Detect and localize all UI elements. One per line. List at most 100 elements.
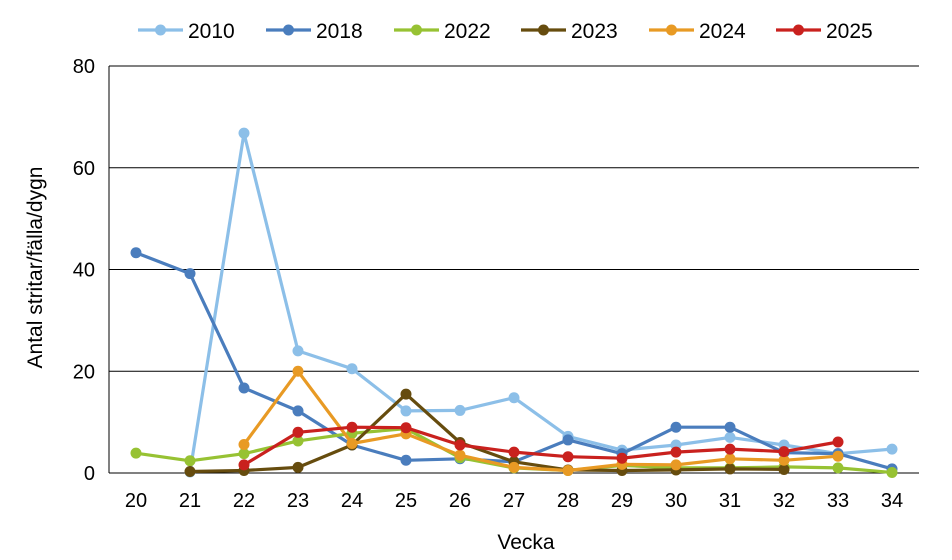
series-line [242, 369, 839, 473]
x-tick-label: 21 [179, 490, 201, 512]
x-tick-label: 34 [881, 490, 903, 512]
data-point [400, 388, 412, 400]
y-tick-label: 0 [84, 463, 95, 485]
series-line [189, 392, 785, 474]
data-point [724, 431, 736, 443]
y-tick-label: 40 [73, 260, 95, 282]
data-point [886, 466, 898, 478]
data-point [670, 459, 682, 471]
y-axis-title: Antal stritar/fälla/dygn [24, 167, 47, 369]
data-point [292, 461, 304, 473]
data-point [454, 404, 466, 416]
data-point [832, 462, 844, 474]
gridlines [109, 65, 919, 474]
data-point [346, 421, 358, 433]
y-tick-label: 80 [73, 56, 95, 78]
data-point [346, 437, 358, 449]
data-point [238, 382, 250, 394]
legend-label: 2024 [699, 20, 746, 43]
data-point [400, 422, 412, 434]
data-point [886, 443, 898, 455]
data-point [724, 421, 736, 433]
legend-swatch-marker [793, 24, 804, 36]
data-point [670, 421, 682, 433]
legend-swatch-marker [538, 24, 549, 36]
x-tick-label: 31 [719, 490, 741, 512]
series-line [188, 131, 893, 473]
x-tick-label: 25 [395, 490, 417, 512]
data-point [238, 439, 250, 451]
data-point [508, 461, 520, 473]
series-2025 [238, 421, 844, 471]
data-point [670, 446, 682, 458]
x-tick-label: 28 [557, 490, 579, 512]
y-tick-label: 20 [73, 361, 95, 383]
data-point [724, 463, 736, 475]
data-point [562, 434, 574, 446]
data-point [454, 439, 466, 451]
x-tick-labels: 20 21 22 23 24 25 26 27 28 29 30 31 32 33 34 [125, 490, 903, 512]
x-tick-label: 23 [287, 490, 309, 512]
data-point [562, 464, 574, 476]
data-point [400, 454, 412, 466]
data-point [184, 268, 196, 280]
legend-swatch-marker [155, 24, 166, 36]
x-tick-label: 33 [827, 490, 849, 512]
y-tick-label: 60 [73, 158, 95, 180]
data-point [292, 365, 304, 377]
data-point [778, 463, 790, 475]
legend-label: 2018 [316, 20, 363, 43]
data-point [130, 247, 142, 259]
data-point [238, 127, 250, 139]
data-point [400, 405, 412, 417]
data-point [184, 465, 196, 477]
legend-item: 2024 [649, 20, 746, 43]
x-tick-label: 22 [233, 490, 255, 512]
x-tick-label: 29 [611, 490, 633, 512]
legend-swatch-marker [283, 24, 294, 36]
legend: 2010 2018 2022 2023 2024 2025 [138, 20, 873, 43]
series-2024 [238, 365, 844, 476]
data-point [508, 446, 520, 458]
legend-item: 2010 [138, 20, 235, 43]
x-tick-label: 32 [773, 490, 795, 512]
legend-item: 2022 [394, 20, 491, 43]
legend-label: 2025 [826, 20, 873, 43]
data-point [238, 459, 250, 471]
data-point [508, 392, 520, 404]
data-point [454, 449, 466, 461]
x-tick-label: 30 [665, 490, 687, 512]
data-point [346, 363, 358, 375]
legend-label: 2023 [571, 20, 618, 43]
data-point [832, 450, 844, 462]
x-tick-label: 27 [503, 490, 525, 512]
data-point [724, 453, 736, 465]
x-tick-label: 20 [125, 490, 147, 512]
y-tick-labels: 0 20 40 60 80 [73, 56, 95, 485]
series-line [243, 425, 839, 467]
data-point [238, 448, 250, 460]
legend-item: 2018 [266, 20, 363, 43]
data-point [292, 435, 304, 447]
x-tick-label: 24 [341, 490, 363, 512]
legend-label: 2010 [188, 20, 235, 43]
legend-swatch-marker [666, 24, 677, 36]
data-point [292, 426, 304, 438]
legend-swatch-marker [411, 24, 422, 36]
x-tick-label: 26 [449, 490, 471, 512]
series-2010 [184, 127, 898, 478]
data-point [724, 443, 736, 455]
legend-item: 2023 [521, 20, 618, 43]
legend-label: 2022 [444, 20, 491, 43]
legend-item: 2025 [776, 20, 873, 43]
data-point [292, 405, 304, 417]
x-axis-title: Vecka [497, 531, 555, 554]
data-point [130, 447, 142, 459]
data-series [130, 127, 898, 478]
data-point [562, 451, 574, 463]
data-point [616, 452, 628, 464]
data-point [778, 454, 790, 466]
data-point [778, 446, 790, 458]
data-point [832, 436, 844, 448]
= = = = =
Please give all the entries above again with every "data-point" swapped for "dot" and nothing else changed. Leave the pictures out.

Detect and localize all UI elements. One per line. List at most 100 elements.
series-line [242, 369, 839, 473]
x-tick-label: 21 [179, 490, 201, 512]
x-tick-label: 34 [881, 490, 903, 512]
dot [400, 388, 412, 400]
y-tick-label: 0 [84, 463, 95, 485]
series-line [189, 392, 785, 474]
dot [724, 431, 736, 443]
y-tick-label: 40 [73, 260, 95, 282]
dot [886, 466, 898, 478]
dot [670, 459, 682, 471]
y-axis-title: Antal stritar/fälla/dygn [24, 167, 47, 369]
dot [292, 461, 304, 473]
dot [454, 404, 466, 416]
dot [832, 462, 844, 474]
gridlines [109, 65, 919, 474]
dot [346, 421, 358, 433]
y-tick-label: 80 [73, 56, 95, 78]
dot [346, 437, 358, 449]
dot [238, 382, 250, 394]
legend-label: 2024 [699, 20, 746, 43]
dot [400, 422, 412, 434]
dot [886, 443, 898, 455]
dot [724, 421, 736, 433]
legend-swatch-marker [793, 24, 804, 36]
dot [670, 421, 682, 433]
legend-swatch-marker [538, 24, 549, 36]
x-tick-label: 31 [719, 490, 741, 512]
series-line [188, 131, 893, 473]
x-tick-label: 25 [395, 490, 417, 512]
dot [238, 439, 250, 451]
dot [508, 461, 520, 473]
series-2025 [238, 421, 844, 471]
dot [670, 446, 682, 458]
x-tick-label: 28 [557, 490, 579, 512]
y-tick-label: 20 [73, 361, 95, 383]
dot [724, 463, 736, 475]
dot [562, 434, 574, 446]
dot [454, 439, 466, 451]
x-tick-labels: 20 21 22 23 24 25 26 27 28 29 30 31 32 33 34 [125, 490, 903, 512]
x-tick-label: 23 [287, 490, 309, 512]
dot [562, 464, 574, 476]
dot [400, 454, 412, 466]
dot [184, 268, 196, 280]
legend-swatch-marker [155, 24, 166, 36]
x-tick-label: 33 [827, 490, 849, 512]
y-tick-label: 60 [73, 158, 95, 180]
dot [292, 365, 304, 377]
dot [778, 463, 790, 475]
legend-label: 2018 [316, 20, 363, 43]
dot [130, 247, 142, 259]
dot [238, 127, 250, 139]
dot [400, 405, 412, 417]
dot [184, 465, 196, 477]
legend-item: 2024 [649, 20, 746, 43]
x-tick-label: 22 [233, 490, 255, 512]
x-tick-label: 29 [611, 490, 633, 512]
legend-swatch-marker [283, 24, 294, 36]
legend: 2010 2018 2022 2023 2024 2025 [138, 20, 873, 43]
series-2024 [238, 365, 844, 476]
dot [508, 446, 520, 458]
legend-item: 2010 [138, 20, 235, 43]
x-tick-label: 32 [773, 490, 795, 512]
legend-item: 2022 [394, 20, 491, 43]
legend-label: 2025 [826, 20, 873, 43]
dot [238, 459, 250, 471]
dot [508, 392, 520, 404]
dot [454, 449, 466, 461]
x-tick-label: 30 [665, 490, 687, 512]
dot [346, 363, 358, 375]
legend-label: 2023 [571, 20, 618, 43]
dot [832, 450, 844, 462]
x-tick-label: 27 [503, 490, 525, 512]
dot [724, 453, 736, 465]
x-tick-label: 20 [125, 490, 147, 512]
y-tick-labels: 0 20 40 60 80 [73, 56, 95, 485]
series-line [243, 425, 839, 467]
dot [238, 448, 250, 460]
legend-item: 2018 [266, 20, 363, 43]
dot [292, 435, 304, 447]
x-tick-label: 24 [341, 490, 363, 512]
legend-label: 2010 [188, 20, 235, 43]
legend-swatch-marker [666, 24, 677, 36]
dot [292, 426, 304, 438]
legend-swatch-marker [411, 24, 422, 36]
x-tick-label: 26 [449, 490, 471, 512]
series-2010 [184, 127, 898, 478]
dot [724, 443, 736, 455]
legend-item: 2023 [521, 20, 618, 43]
legend-label: 2022 [444, 20, 491, 43]
legend-item: 2025 [776, 20, 873, 43]
dot [292, 405, 304, 417]
x-axis-title: Vecka [497, 531, 555, 554]
dot [130, 447, 142, 459]
data-series [130, 127, 898, 478]
dot [562, 451, 574, 463]
dot [616, 452, 628, 464]
dot [778, 454, 790, 466]
dot [778, 446, 790, 458]
dot [832, 436, 844, 448]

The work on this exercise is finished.